WHAT TO PRODUCE ▸ Go through the entries below and print each one exactly, leaving out pictures.

INPUT ROWS ▸
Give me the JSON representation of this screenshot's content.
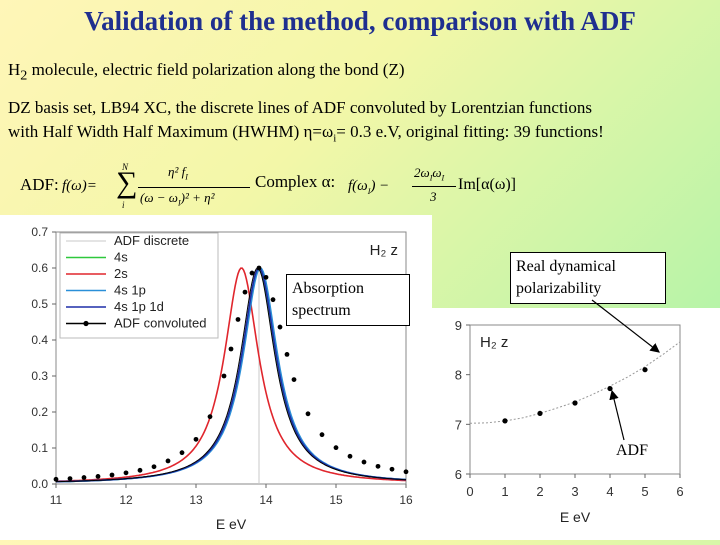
{
  "slide": {
    "title": "Validation of the method, comparison with ADF",
    "line1_prefix": "H",
    "line1_sub": "2",
    "line1_rest": " molecule, electric field polarization along the bond (Z)",
    "line2a": "DZ basis set, LB94 XC, the discrete lines of ADF convoluted by Lorentzian functions",
    "line2b_pre": "with Half Width Half Maximum (HWHM) η=ω",
    "line2b_sub": "i",
    "line2b_post": "= 0.3 e.V, original fitting: 39 functions!",
    "adf_label": "ADF:",
    "complex_label": "Complex α:",
    "formula_adf": {
      "lhs": "f(ω)=",
      "sum_top": "N",
      "sum_bottom": "i",
      "num": "η² f",
      "num_sub": "I",
      "den": "(ω − ω",
      "den_sub": "I",
      "den_post": ")² + η²"
    },
    "formula_complex": {
      "lhs": "f(ω",
      "lhs_sub": "I",
      "lhs_post": ") −",
      "num": "2ω",
      "num_sub1": "I",
      "num_mid": "ω",
      "num_sub2": "I",
      "den": "3",
      "im": "Im[α(ω)]"
    },
    "callout_absorption": [
      "Absorption",
      "spectrum"
    ],
    "callout_real": [
      "Real dynamical",
      "polarizability"
    ],
    "callout_adf": "ADF",
    "colors": {
      "title": "#1f2f8f"
    }
  },
  "chart_data": [
    {
      "type": "line",
      "title": "H₂ z",
      "xlabel": "E eV",
      "ylabel": "",
      "xlim": [
        11,
        16
      ],
      "ylim": [
        0,
        0.7
      ],
      "xticks": [
        11,
        12,
        13,
        14,
        15,
        16
      ],
      "yticks": [
        0.0,
        0.1,
        0.2,
        0.3,
        0.4,
        0.5,
        0.6,
        0.7
      ],
      "grid": false,
      "legend_position": "top-left",
      "legend": [
        "ADF discrete",
        "4s",
        "2s",
        "4s 1p",
        "4s 1p 1d",
        "ADF convoluted"
      ],
      "series": [
        {
          "name": "ADF discrete",
          "color": "#c8c8c8",
          "x": [
            13.9,
            13.9
          ],
          "values": [
            0,
            0.6
          ]
        },
        {
          "name": "4s",
          "color": "#2ec83c",
          "peak_x": 13.9,
          "peak_y": 0.595,
          "hwhm": 0.3
        },
        {
          "name": "2s",
          "color": "#e0262d",
          "peak_x": 13.65,
          "peak_y": 0.6,
          "hwhm": 0.3
        },
        {
          "name": "4s 1p",
          "color": "#2a8fd8",
          "peak_x": 13.92,
          "peak_y": 0.6,
          "hwhm": 0.3
        },
        {
          "name": "4s 1p 1d",
          "color": "#1f2fa8",
          "peak_x": 13.9,
          "peak_y": 0.6,
          "hwhm": 0.3
        },
        {
          "name": "ADF convoluted",
          "color": "#000000",
          "peak_x": 13.88,
          "peak_y": 0.6,
          "hwhm": 0.3,
          "x": [
            11.0,
            11.2,
            11.4,
            11.6,
            11.8,
            12.0,
            12.2,
            12.4,
            12.6,
            12.8,
            13.0,
            13.2,
            13.4,
            13.5,
            13.6,
            13.7,
            13.8,
            13.9,
            14.0,
            14.1,
            14.2,
            14.3,
            14.4,
            14.6,
            14.8,
            15.0,
            15.2,
            15.4,
            15.6,
            15.8,
            16.0
          ],
          "values": [
            0.013,
            0.015,
            0.018,
            0.021,
            0.025,
            0.031,
            0.038,
            0.048,
            0.064,
            0.087,
            0.124,
            0.187,
            0.3,
            0.375,
            0.457,
            0.533,
            0.586,
            0.6,
            0.574,
            0.512,
            0.436,
            0.36,
            0.29,
            0.195,
            0.137,
            0.101,
            0.077,
            0.061,
            0.049,
            0.041,
            0.034
          ]
        }
      ]
    },
    {
      "type": "line",
      "title": "H₂ z",
      "xlabel": "E eV",
      "ylabel": "",
      "xlim": [
        0,
        6
      ],
      "ylim": [
        6,
        9
      ],
      "xticks": [
        0,
        1,
        2,
        3,
        4,
        5,
        6
      ],
      "yticks": [
        6,
        7,
        8,
        9
      ],
      "grid": false,
      "series": [
        {
          "name": "",
          "color": "#999999",
          "style": "dotted",
          "x": [
            0,
            0.5,
            1,
            1.5,
            2,
            2.5,
            3,
            3.5,
            4,
            4.5,
            5,
            5.5,
            6
          ],
          "values": [
            7.02,
            7.03,
            7.07,
            7.13,
            7.22,
            7.33,
            7.45,
            7.6,
            7.77,
            7.95,
            8.16,
            8.4,
            8.66
          ]
        },
        {
          "name": "ADF",
          "color": "#000000",
          "style": "markers",
          "x": [
            1,
            2,
            3,
            4,
            5
          ],
          "values": [
            7.07,
            7.22,
            7.43,
            7.72,
            8.1
          ]
        }
      ]
    }
  ]
}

SOLUTION FOR THIS TASK ▸
Give me the JSON representation of this screenshot's content.
{
  "slide": {
    "title": "Validation of the method, comparison with ADF",
    "line1_prefix": "H",
    "line1_sub": "2",
    "line1_rest": " molecule, electric field polarization along the bond (Z)",
    "line2a": "DZ basis set, LB94 XC, the discrete lines of ADF convoluted by Lorentzian functions",
    "line2b_pre": "with Half Width Half Maximum (HWHM) η=ω",
    "line2b_sub": "i",
    "line2b_post": "= 0.3 e.V, original fitting: 39 functions!",
    "adf_label": "ADF:",
    "complex_label": "Complex α:",
    "formula_adf": {
      "lhs": "f(ω)=",
      "sum_top": "N",
      "sum_bottom": "i",
      "num": "η² f",
      "num_sub": "I",
      "den": "(ω − ω",
      "den_sub": "I",
      "den_post": ")² + η²"
    },
    "formula_complex": {
      "lhs": "f(ω",
      "lhs_sub": "I",
      "lhs_post": ") −",
      "num": "2ω",
      "num_sub1": "I",
      "num_mid": "ω",
      "num_sub2": "I",
      "den": "3",
      "im": "Im[α(ω)]"
    },
    "callout_absorption": [
      "Absorption",
      "spectrum"
    ],
    "callout_real": [
      "Real dynamical",
      "polarizability"
    ],
    "callout_adf": "ADF",
    "colors": {
      "title": "#1f2f8f"
    }
  },
  "chart_data": [
    {
      "type": "line",
      "title": "H₂ z",
      "xlabel": "E eV",
      "ylabel": "",
      "xlim": [
        11,
        16
      ],
      "ylim": [
        0,
        0.7
      ],
      "xticks": [
        11,
        12,
        13,
        14,
        15,
        16
      ],
      "yticks": [
        0.0,
        0.1,
        0.2,
        0.3,
        0.4,
        0.5,
        0.6,
        0.7
      ],
      "grid": false,
      "legend_position": "top-left",
      "legend": [
        "ADF discrete",
        "4s",
        "2s",
        "4s 1p",
        "4s 1p 1d",
        "ADF convoluted"
      ],
      "series": [
        {
          "name": "ADF discrete",
          "color": "#c8c8c8",
          "x": [
            13.9,
            13.9
          ],
          "values": [
            0,
            0.6
          ]
        },
        {
          "name": "4s",
          "color": "#2ec83c",
          "peak_x": 13.9,
          "peak_y": 0.595,
          "hwhm": 0.3
        },
        {
          "name": "2s",
          "color": "#e0262d",
          "peak_x": 13.65,
          "peak_y": 0.6,
          "hwhm": 0.3
        },
        {
          "name": "4s 1p",
          "color": "#2a8fd8",
          "peak_x": 13.92,
          "peak_y": 0.6,
          "hwhm": 0.3
        },
        {
          "name": "4s 1p 1d",
          "color": "#1f2fa8",
          "peak_x": 13.9,
          "peak_y": 0.6,
          "hwhm": 0.3
        },
        {
          "name": "ADF convoluted",
          "color": "#000000",
          "peak_x": 13.88,
          "peak_y": 0.6,
          "hwhm": 0.3,
          "x": [
            11.0,
            11.2,
            11.4,
            11.6,
            11.8,
            12.0,
            12.2,
            12.4,
            12.6,
            12.8,
            13.0,
            13.2,
            13.4,
            13.5,
            13.6,
            13.7,
            13.8,
            13.9,
            14.0,
            14.1,
            14.2,
            14.3,
            14.4,
            14.6,
            14.8,
            15.0,
            15.2,
            15.4,
            15.6,
            15.8,
            16.0
          ],
          "values": [
            0.013,
            0.015,
            0.018,
            0.021,
            0.025,
            0.031,
            0.038,
            0.048,
            0.064,
            0.087,
            0.124,
            0.187,
            0.3,
            0.375,
            0.457,
            0.533,
            0.586,
            0.6,
            0.574,
            0.512,
            0.436,
            0.36,
            0.29,
            0.195,
            0.137,
            0.101,
            0.077,
            0.061,
            0.049,
            0.041,
            0.034
          ]
        }
      ]
    },
    {
      "type": "line",
      "title": "H₂ z",
      "xlabel": "E eV",
      "ylabel": "",
      "xlim": [
        0,
        6
      ],
      "ylim": [
        6,
        9
      ],
      "xticks": [
        0,
        1,
        2,
        3,
        4,
        5,
        6
      ],
      "yticks": [
        6,
        7,
        8,
        9
      ],
      "grid": false,
      "series": [
        {
          "name": "",
          "color": "#999999",
          "style": "dotted",
          "x": [
            0,
            0.5,
            1,
            1.5,
            2,
            2.5,
            3,
            3.5,
            4,
            4.5,
            5,
            5.5,
            6
          ],
          "values": [
            7.02,
            7.03,
            7.07,
            7.13,
            7.22,
            7.33,
            7.45,
            7.6,
            7.77,
            7.95,
            8.16,
            8.4,
            8.66
          ]
        },
        {
          "name": "ADF",
          "color": "#000000",
          "style": "markers",
          "x": [
            1,
            2,
            3,
            4,
            5
          ],
          "values": [
            7.07,
            7.22,
            7.43,
            7.72,
            8.1
          ]
        }
      ]
    }
  ]
}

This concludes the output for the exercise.